::: SUPPLIED RECORDS

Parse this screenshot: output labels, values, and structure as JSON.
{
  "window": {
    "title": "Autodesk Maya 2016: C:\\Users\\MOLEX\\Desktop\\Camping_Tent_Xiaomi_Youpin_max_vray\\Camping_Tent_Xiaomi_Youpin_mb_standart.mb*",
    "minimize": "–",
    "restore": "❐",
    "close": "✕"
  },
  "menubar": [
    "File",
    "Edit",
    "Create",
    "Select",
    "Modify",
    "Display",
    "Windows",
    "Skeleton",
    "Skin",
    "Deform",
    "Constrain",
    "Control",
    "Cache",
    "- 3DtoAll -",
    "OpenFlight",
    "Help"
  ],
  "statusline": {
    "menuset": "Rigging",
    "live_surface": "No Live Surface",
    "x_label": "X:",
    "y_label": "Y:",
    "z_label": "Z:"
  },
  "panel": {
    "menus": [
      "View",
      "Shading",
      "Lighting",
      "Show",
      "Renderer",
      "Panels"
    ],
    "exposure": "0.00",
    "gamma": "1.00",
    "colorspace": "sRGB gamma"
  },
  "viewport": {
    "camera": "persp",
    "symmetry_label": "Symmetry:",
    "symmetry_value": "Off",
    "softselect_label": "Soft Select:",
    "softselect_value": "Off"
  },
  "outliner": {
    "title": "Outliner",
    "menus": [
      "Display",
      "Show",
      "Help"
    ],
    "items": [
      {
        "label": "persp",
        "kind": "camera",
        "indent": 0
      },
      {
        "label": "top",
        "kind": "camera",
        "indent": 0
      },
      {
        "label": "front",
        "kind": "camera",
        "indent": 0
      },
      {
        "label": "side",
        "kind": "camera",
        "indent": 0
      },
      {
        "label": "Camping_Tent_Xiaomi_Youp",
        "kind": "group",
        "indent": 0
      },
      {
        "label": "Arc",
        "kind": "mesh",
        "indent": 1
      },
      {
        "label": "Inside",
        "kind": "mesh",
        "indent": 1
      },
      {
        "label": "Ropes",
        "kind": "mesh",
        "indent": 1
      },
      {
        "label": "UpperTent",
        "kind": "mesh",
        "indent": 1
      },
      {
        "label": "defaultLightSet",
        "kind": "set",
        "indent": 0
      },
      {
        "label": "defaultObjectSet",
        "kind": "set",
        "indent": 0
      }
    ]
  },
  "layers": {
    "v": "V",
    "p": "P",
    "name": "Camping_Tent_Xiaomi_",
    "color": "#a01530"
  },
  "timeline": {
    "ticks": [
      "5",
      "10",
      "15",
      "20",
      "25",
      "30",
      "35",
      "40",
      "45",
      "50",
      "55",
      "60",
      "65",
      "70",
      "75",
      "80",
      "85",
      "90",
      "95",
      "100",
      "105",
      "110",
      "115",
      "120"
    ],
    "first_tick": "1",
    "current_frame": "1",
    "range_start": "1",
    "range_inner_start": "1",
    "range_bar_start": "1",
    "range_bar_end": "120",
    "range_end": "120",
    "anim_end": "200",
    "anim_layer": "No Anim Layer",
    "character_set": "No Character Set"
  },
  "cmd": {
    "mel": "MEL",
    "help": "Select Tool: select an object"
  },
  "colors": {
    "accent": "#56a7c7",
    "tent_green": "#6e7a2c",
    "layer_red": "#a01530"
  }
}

::::::

**WRITTEN TASK:** Copy out the full listing exactly.

**ANSWER TO THIS EXERCISE:**
Parse this screenshot: output labels, values, and structure as JSON.
{
  "window": {
    "title": "Autodesk Maya 2016: C:\\Users\\MOLEX\\Desktop\\Camping_Tent_Xiaomi_Youpin_max_vray\\Camping_Tent_Xiaomi_Youpin_mb_standart.mb*",
    "minimize": "–",
    "restore": "❐",
    "close": "✕"
  },
  "menubar": [
    "File",
    "Edit",
    "Create",
    "Select",
    "Modify",
    "Display",
    "Windows",
    "Skeleton",
    "Skin",
    "Deform",
    "Constrain",
    "Control",
    "Cache",
    "- 3DtoAll -",
    "OpenFlight",
    "Help"
  ],
  "statusline": {
    "menuset": "Rigging",
    "live_surface": "No Live Surface",
    "x_label": "X:",
    "y_label": "Y:",
    "z_label": "Z:"
  },
  "panel": {
    "menus": [
      "View",
      "Shading",
      "Lighting",
      "Show",
      "Renderer",
      "Panels"
    ],
    "exposure": "0.00",
    "gamma": "1.00",
    "colorspace": "sRGB gamma"
  },
  "viewport": {
    "camera": "persp",
    "symmetry_label": "Symmetry:",
    "symmetry_value": "Off",
    "softselect_label": "Soft Select:",
    "softselect_value": "Off"
  },
  "outliner": {
    "title": "Outliner",
    "menus": [
      "Display",
      "Show",
      "Help"
    ],
    "items": [
      {
        "label": "persp",
        "kind": "camera",
        "indent": 0
      },
      {
        "label": "top",
        "kind": "camera",
        "indent": 0
      },
      {
        "label": "front",
        "kind": "camera",
        "indent": 0
      },
      {
        "label": "side",
        "kind": "camera",
        "indent": 0
      },
      {
        "label": "Camping_Tent_Xiaomi_Youp",
        "kind": "group",
        "indent": 0
      },
      {
        "label": "Arc",
        "kind": "mesh",
        "indent": 1
      },
      {
        "label": "Inside",
        "kind": "mesh",
        "indent": 1
      },
      {
        "label": "Ropes",
        "kind": "mesh",
        "indent": 1
      },
      {
        "label": "UpperTent",
        "kind": "mesh",
        "indent": 1
      },
      {
        "label": "defaultLightSet",
        "kind": "set",
        "indent": 0
      },
      {
        "label": "defaultObjectSet",
        "kind": "set",
        "indent": 0
      }
    ]
  },
  "layers": {
    "v": "V",
    "p": "P",
    "name": "Camping_Tent_Xiaomi_",
    "color": "#a01530"
  },
  "timeline": {
    "ticks": [
      "5",
      "10",
      "15",
      "20",
      "25",
      "30",
      "35",
      "40",
      "45",
      "50",
      "55",
      "60",
      "65",
      "70",
      "75",
      "80",
      "85",
      "90",
      "95",
      "100",
      "105",
      "110",
      "115",
      "120"
    ],
    "first_tick": "1",
    "current_frame": "1",
    "range_start": "1",
    "range_inner_start": "1",
    "range_bar_start": "1",
    "range_bar_end": "120",
    "range_end": "120",
    "anim_end": "200",
    "anim_layer": "No Anim Layer",
    "character_set": "No Character Set"
  },
  "cmd": {
    "mel": "MEL",
    "help": "Select Tool: select an object"
  },
  "colors": {
    "accent": "#56a7c7",
    "tent_green": "#6e7a2c",
    "layer_red": "#a01530"
  }
}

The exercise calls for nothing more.